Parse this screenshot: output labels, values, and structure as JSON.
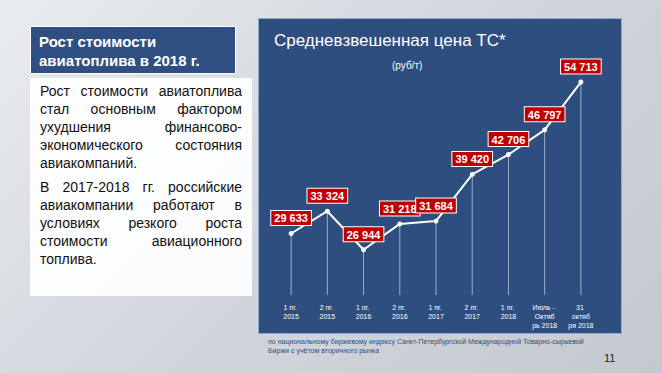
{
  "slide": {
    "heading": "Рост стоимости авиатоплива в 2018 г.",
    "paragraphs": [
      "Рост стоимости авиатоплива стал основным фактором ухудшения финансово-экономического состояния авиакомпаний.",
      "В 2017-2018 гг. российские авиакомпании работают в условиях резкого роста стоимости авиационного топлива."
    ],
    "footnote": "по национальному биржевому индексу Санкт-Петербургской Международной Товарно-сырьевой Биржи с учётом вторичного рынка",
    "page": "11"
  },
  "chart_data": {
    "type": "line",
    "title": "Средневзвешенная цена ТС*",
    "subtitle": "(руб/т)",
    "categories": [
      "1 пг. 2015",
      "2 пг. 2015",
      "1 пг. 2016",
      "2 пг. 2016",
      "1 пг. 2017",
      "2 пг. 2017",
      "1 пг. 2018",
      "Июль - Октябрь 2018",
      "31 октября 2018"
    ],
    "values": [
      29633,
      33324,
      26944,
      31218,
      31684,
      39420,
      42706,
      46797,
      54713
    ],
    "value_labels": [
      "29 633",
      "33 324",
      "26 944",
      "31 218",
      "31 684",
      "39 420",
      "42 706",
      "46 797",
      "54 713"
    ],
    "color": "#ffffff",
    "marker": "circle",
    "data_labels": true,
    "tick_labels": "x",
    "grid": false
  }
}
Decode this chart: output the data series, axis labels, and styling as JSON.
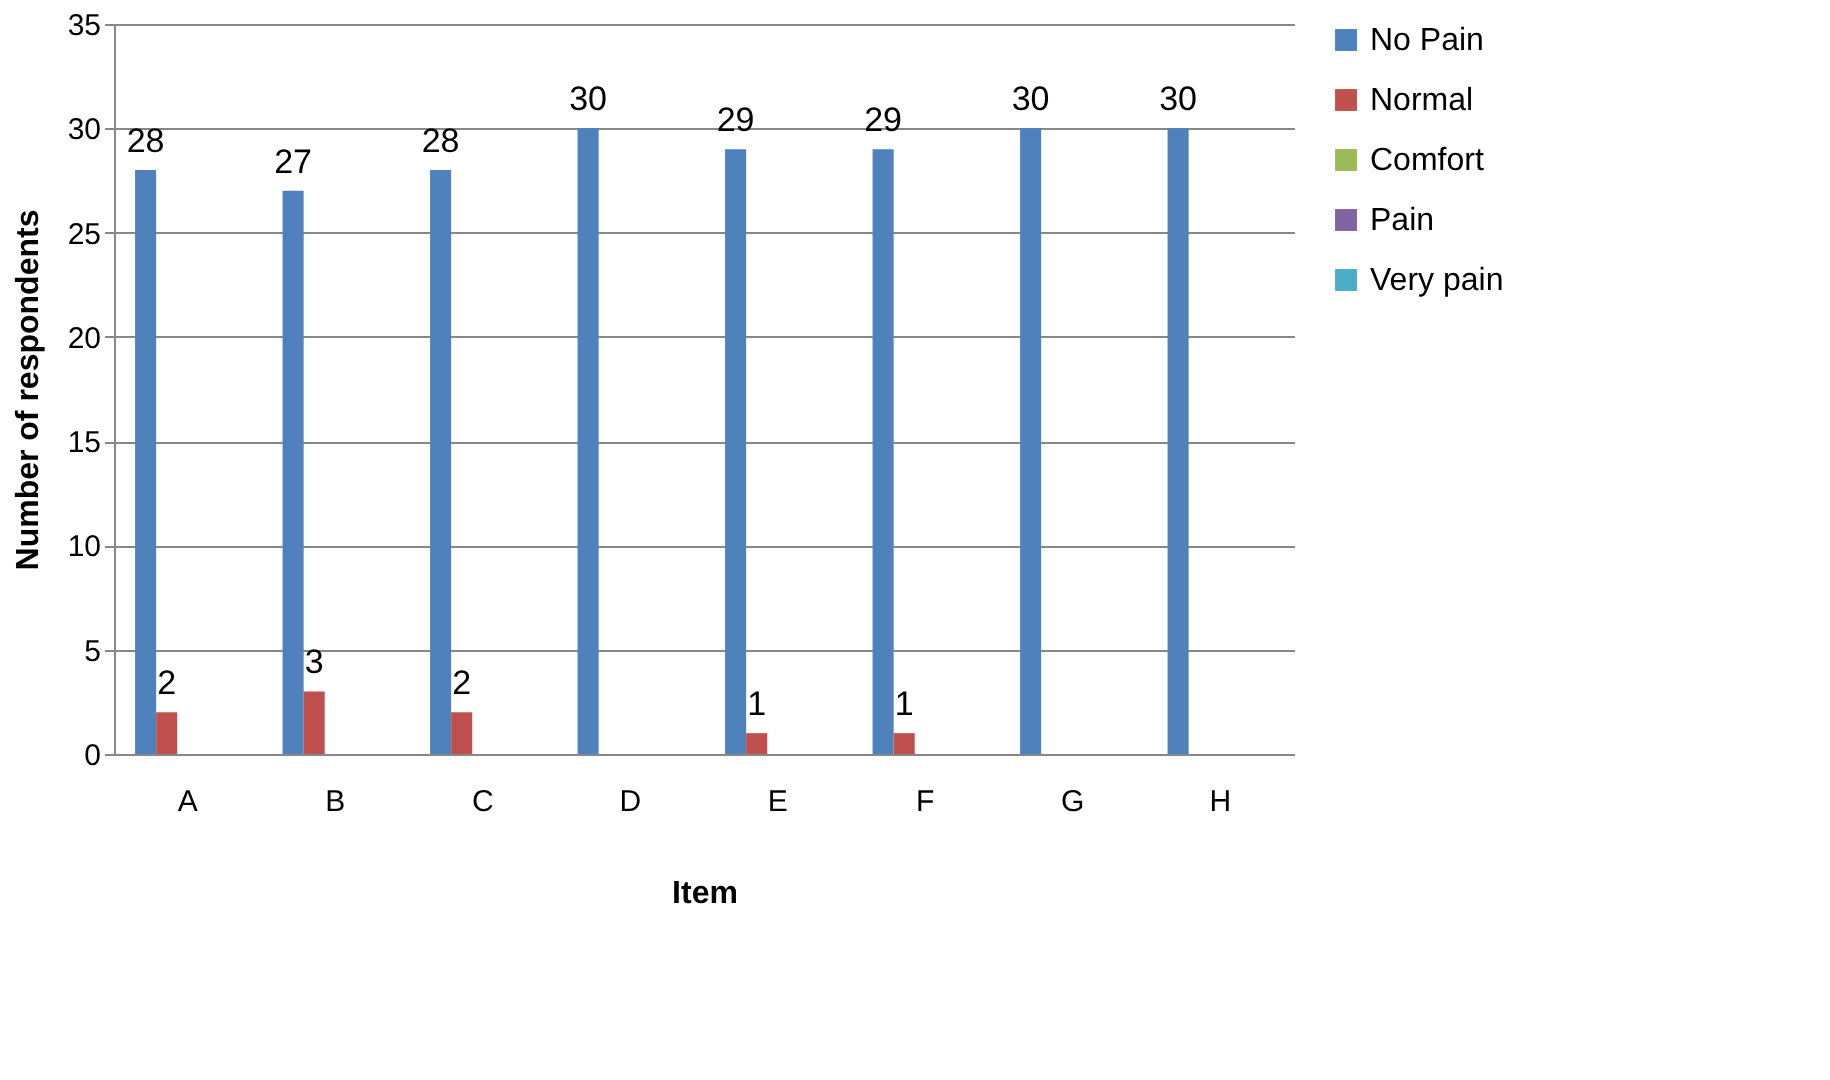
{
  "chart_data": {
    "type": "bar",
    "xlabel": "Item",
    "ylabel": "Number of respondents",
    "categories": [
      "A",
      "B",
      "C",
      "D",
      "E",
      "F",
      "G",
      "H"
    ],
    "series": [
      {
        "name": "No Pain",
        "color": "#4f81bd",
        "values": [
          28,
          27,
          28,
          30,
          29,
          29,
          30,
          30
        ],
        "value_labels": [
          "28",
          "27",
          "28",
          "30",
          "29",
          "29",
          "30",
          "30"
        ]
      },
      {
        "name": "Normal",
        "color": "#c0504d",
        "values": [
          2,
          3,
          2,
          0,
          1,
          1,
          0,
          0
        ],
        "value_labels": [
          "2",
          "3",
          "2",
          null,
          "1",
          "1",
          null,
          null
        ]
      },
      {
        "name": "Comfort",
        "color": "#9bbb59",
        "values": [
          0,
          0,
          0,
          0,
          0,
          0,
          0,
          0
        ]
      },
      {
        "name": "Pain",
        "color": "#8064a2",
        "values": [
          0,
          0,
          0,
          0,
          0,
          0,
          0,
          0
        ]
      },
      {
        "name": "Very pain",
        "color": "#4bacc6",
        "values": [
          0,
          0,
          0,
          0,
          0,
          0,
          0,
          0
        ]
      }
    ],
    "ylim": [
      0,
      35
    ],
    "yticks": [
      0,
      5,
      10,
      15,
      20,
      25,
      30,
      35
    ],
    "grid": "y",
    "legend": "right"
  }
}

◆ ◆ ◆ ◆

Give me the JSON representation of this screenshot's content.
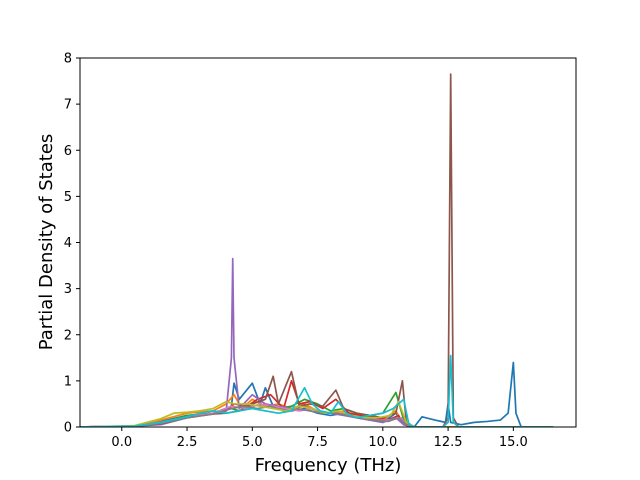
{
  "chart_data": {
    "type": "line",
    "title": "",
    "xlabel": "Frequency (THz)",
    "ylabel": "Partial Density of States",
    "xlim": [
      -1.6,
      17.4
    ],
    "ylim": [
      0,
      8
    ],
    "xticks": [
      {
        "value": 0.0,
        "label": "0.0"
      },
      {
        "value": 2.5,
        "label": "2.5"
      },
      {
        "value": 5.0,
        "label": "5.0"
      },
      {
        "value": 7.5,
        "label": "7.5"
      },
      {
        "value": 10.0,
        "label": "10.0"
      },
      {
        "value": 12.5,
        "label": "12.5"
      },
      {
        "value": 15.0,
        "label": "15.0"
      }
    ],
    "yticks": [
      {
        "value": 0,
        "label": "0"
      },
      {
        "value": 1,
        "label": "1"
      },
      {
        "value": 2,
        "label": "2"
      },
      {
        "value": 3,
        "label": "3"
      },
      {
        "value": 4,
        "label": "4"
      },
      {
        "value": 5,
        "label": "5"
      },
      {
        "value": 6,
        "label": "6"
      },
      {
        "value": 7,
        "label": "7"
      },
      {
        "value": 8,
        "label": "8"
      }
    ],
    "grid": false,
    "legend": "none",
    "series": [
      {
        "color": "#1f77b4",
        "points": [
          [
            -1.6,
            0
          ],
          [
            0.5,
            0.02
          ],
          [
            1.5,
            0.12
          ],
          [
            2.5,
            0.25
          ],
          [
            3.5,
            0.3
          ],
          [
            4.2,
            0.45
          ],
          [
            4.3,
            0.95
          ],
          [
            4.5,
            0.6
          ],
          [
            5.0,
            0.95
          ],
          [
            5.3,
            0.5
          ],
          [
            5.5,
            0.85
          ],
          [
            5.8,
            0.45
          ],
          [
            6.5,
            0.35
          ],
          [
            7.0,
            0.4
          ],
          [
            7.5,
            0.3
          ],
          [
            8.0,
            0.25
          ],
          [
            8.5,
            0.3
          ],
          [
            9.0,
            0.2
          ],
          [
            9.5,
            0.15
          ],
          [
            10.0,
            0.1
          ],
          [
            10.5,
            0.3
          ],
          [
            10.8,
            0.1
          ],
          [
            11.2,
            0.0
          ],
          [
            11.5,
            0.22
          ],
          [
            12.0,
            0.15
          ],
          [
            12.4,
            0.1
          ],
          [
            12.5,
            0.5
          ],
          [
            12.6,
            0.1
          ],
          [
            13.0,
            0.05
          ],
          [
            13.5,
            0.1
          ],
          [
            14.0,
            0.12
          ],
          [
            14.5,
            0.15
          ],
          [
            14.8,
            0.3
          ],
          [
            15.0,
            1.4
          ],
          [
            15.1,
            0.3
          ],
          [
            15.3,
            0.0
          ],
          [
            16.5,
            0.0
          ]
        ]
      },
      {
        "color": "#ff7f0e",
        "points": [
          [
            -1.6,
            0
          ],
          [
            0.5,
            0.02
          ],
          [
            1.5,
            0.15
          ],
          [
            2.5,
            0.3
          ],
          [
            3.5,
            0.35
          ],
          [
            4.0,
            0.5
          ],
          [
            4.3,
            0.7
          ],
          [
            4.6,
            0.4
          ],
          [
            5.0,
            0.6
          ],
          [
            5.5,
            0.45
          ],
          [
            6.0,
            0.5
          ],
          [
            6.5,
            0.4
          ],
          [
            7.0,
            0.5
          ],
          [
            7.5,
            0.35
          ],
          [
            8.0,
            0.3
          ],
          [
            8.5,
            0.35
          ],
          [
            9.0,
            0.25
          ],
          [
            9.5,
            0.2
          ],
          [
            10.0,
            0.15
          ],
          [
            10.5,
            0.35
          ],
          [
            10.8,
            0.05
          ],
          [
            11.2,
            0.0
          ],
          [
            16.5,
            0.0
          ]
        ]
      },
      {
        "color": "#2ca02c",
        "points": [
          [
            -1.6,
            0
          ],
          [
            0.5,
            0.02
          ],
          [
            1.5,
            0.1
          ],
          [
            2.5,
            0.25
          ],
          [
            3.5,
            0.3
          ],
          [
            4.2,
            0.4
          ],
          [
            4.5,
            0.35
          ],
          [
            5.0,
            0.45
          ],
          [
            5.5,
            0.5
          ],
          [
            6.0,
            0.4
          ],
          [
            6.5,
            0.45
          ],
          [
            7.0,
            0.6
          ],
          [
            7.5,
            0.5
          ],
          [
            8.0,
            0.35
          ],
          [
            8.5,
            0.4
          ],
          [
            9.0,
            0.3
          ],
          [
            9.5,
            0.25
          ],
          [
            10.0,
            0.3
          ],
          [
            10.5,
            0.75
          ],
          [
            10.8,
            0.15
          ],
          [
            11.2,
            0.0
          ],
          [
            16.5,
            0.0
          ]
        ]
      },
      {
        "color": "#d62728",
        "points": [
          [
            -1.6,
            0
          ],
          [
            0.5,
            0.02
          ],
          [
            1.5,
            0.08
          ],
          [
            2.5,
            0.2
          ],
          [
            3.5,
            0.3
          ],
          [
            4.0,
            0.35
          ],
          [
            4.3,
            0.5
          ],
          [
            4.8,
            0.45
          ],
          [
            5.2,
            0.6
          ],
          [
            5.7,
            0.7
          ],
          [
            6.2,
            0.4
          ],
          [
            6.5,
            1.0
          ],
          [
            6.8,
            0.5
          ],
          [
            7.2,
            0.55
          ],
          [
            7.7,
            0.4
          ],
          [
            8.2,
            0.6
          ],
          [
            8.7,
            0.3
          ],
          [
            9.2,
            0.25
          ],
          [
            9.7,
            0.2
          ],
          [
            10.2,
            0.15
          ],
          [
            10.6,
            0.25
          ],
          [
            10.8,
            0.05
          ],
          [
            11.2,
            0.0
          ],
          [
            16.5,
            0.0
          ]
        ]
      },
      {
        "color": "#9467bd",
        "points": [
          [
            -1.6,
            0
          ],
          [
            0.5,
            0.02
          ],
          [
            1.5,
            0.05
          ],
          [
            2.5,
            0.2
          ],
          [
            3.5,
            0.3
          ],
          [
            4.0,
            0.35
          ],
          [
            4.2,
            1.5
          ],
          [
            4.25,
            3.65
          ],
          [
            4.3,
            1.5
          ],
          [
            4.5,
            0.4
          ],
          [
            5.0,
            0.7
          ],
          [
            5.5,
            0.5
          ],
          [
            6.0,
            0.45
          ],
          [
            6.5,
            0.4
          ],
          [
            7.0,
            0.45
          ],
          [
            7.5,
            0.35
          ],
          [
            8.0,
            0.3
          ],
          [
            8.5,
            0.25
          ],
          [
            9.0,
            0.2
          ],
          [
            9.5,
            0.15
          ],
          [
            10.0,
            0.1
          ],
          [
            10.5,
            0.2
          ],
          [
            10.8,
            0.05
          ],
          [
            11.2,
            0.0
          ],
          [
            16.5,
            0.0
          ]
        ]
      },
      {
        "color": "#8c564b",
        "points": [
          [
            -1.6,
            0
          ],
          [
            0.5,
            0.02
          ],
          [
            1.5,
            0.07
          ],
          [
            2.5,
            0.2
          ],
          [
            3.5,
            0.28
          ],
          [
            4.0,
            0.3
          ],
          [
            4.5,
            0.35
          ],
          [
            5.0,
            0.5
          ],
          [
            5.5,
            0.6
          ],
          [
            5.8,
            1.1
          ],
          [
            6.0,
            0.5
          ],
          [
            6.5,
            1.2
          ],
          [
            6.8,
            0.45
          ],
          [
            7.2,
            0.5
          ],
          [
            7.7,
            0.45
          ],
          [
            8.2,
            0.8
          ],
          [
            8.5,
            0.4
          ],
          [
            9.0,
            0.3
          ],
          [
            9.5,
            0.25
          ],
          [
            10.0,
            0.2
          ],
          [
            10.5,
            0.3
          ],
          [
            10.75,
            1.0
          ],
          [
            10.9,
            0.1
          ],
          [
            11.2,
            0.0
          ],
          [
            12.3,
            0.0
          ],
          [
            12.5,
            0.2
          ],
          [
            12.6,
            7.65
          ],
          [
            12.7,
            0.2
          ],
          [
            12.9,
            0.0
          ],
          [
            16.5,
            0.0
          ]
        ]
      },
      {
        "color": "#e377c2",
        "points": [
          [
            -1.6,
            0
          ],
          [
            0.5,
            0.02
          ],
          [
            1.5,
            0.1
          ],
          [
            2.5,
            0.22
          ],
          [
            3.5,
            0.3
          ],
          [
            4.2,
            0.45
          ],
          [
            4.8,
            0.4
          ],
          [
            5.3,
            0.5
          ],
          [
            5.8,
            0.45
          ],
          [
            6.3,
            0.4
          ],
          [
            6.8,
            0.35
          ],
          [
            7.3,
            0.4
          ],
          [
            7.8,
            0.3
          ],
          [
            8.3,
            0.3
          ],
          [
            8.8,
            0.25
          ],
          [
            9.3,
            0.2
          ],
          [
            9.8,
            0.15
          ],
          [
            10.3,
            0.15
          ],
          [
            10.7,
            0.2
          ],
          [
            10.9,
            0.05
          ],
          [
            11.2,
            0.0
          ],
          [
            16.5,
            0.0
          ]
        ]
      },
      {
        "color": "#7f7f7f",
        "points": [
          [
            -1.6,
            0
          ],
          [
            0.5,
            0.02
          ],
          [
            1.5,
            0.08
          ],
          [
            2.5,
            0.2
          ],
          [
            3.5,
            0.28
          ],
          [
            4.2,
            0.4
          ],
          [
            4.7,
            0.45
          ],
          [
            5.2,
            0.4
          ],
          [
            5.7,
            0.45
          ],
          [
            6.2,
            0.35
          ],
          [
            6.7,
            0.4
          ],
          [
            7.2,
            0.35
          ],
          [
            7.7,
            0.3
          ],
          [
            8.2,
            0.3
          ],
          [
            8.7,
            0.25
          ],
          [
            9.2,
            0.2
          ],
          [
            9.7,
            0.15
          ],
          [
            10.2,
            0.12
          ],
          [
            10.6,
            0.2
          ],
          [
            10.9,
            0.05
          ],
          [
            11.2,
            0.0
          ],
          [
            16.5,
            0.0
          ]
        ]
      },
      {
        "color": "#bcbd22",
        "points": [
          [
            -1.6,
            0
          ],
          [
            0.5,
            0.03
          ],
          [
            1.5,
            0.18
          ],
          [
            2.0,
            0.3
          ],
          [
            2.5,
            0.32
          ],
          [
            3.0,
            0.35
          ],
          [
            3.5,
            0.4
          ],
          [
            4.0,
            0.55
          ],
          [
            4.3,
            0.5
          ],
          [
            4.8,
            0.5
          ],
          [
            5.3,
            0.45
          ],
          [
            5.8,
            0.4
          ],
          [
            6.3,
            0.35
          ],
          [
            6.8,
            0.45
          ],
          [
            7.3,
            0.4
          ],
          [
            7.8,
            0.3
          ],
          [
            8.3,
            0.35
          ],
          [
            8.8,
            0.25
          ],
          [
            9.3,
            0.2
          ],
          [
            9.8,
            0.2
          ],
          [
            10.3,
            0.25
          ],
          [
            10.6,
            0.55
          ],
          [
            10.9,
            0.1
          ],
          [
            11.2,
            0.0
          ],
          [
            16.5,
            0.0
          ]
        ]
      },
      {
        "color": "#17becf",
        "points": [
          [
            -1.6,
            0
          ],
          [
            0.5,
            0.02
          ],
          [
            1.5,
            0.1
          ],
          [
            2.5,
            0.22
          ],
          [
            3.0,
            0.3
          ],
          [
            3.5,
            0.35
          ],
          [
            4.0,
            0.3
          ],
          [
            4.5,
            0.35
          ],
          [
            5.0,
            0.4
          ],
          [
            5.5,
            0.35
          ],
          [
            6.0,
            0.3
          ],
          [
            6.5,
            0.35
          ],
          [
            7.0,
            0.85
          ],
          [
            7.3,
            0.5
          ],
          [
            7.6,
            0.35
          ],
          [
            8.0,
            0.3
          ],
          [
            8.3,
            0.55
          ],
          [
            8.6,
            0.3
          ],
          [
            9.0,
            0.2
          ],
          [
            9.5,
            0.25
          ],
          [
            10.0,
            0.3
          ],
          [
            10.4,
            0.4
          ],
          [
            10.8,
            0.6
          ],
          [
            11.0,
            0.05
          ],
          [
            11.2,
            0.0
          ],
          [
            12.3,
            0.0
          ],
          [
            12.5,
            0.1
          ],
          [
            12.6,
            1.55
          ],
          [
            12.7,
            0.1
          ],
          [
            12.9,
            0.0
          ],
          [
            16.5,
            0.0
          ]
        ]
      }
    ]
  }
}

◆ ◆ ◆ ◆

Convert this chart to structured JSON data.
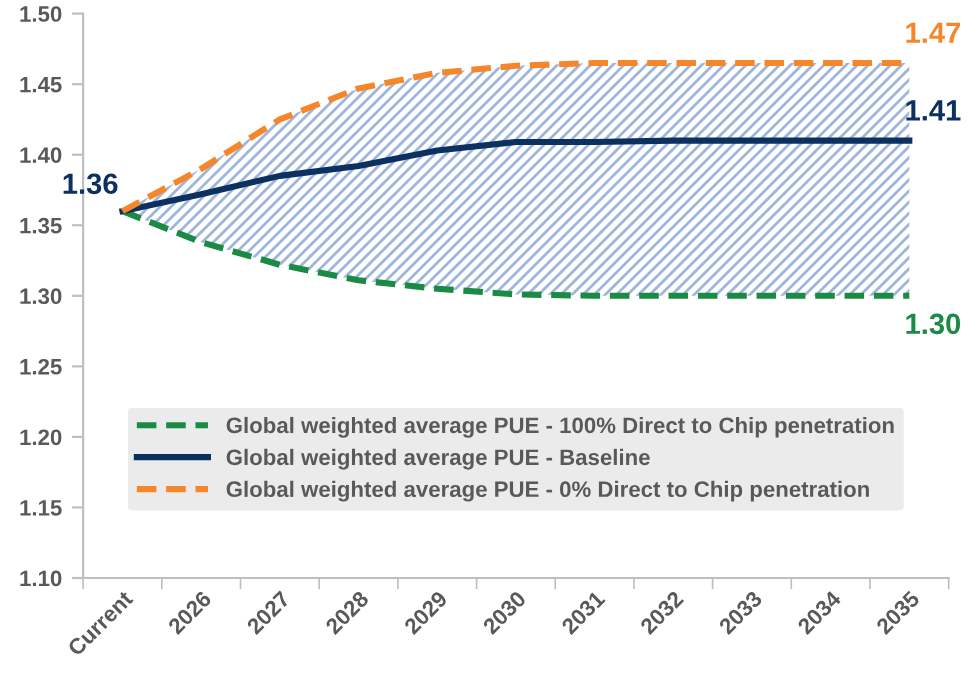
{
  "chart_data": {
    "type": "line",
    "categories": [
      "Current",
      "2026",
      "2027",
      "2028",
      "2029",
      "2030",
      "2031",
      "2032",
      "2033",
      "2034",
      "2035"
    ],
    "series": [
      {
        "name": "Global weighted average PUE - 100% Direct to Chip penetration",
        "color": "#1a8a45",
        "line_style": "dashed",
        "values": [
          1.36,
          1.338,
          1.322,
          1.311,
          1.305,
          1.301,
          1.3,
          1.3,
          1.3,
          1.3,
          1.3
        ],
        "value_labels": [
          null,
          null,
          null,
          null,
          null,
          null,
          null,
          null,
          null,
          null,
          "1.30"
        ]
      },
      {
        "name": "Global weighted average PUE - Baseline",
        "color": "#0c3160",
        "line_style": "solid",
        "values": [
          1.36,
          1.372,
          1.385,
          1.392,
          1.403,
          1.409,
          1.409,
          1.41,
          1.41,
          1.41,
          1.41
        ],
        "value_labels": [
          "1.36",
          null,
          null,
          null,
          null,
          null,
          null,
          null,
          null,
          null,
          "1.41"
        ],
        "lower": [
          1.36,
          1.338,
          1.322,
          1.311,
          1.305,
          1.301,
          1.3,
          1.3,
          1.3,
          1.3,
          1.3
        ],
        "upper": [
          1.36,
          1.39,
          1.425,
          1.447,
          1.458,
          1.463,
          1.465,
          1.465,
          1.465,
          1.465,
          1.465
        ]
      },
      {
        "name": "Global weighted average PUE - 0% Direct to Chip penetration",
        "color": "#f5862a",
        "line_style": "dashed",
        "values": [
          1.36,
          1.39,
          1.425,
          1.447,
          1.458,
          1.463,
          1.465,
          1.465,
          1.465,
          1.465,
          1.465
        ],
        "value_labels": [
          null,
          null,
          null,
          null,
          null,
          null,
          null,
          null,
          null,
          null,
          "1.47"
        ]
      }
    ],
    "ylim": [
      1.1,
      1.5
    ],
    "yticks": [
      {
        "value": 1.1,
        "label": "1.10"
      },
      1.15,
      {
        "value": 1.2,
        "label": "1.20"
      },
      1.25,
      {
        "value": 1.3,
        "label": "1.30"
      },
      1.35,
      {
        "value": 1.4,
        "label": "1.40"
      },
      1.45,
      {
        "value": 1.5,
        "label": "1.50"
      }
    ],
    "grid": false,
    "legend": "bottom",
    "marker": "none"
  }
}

◆ ◆ ◆ ◆

Give the count of lines that hold the word "ylabel", with nothing added.

- _RESULT OF THE TASK_: 2